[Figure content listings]
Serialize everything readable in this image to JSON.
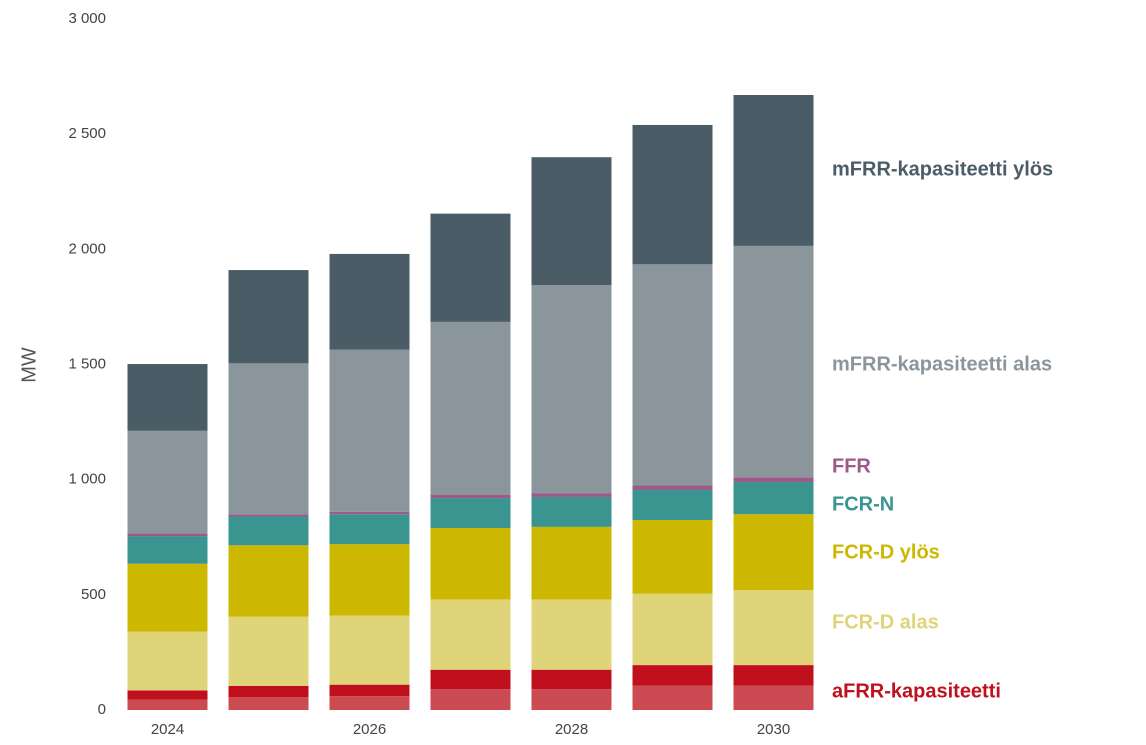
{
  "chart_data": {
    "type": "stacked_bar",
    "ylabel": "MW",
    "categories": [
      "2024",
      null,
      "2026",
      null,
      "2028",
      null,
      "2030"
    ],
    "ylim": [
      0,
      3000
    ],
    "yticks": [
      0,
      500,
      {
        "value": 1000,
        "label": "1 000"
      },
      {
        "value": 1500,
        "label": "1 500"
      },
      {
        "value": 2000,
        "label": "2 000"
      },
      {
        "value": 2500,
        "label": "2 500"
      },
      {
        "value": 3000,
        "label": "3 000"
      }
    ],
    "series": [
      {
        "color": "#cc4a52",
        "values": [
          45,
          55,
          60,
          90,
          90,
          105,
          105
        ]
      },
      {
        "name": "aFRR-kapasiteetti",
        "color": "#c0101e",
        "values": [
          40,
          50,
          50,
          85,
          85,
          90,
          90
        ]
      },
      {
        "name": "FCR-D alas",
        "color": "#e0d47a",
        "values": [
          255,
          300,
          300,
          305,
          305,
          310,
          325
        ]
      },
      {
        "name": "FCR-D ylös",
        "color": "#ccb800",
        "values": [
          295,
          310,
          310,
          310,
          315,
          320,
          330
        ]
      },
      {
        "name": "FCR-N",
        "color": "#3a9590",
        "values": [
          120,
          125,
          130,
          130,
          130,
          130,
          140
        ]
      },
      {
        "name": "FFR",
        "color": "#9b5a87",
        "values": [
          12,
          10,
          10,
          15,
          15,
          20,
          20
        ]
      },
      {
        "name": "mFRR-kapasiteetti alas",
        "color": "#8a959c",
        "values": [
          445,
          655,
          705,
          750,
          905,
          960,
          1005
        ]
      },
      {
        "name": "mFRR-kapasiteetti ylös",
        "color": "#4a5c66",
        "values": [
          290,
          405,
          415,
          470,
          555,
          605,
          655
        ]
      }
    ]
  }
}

THE TASK> Copy out every line of the listing that contains the string "name".

COMPLETE RESPONSE>
        "name": "aFRR-kapasiteetti",
        "name": "FCR-D alas",
        "name": "FCR-D ylös",
        "name": "FCR-N",
        "name": "FFR",
        "name": "mFRR-kapasiteetti alas",
        "name": "mFRR-kapasiteetti ylös",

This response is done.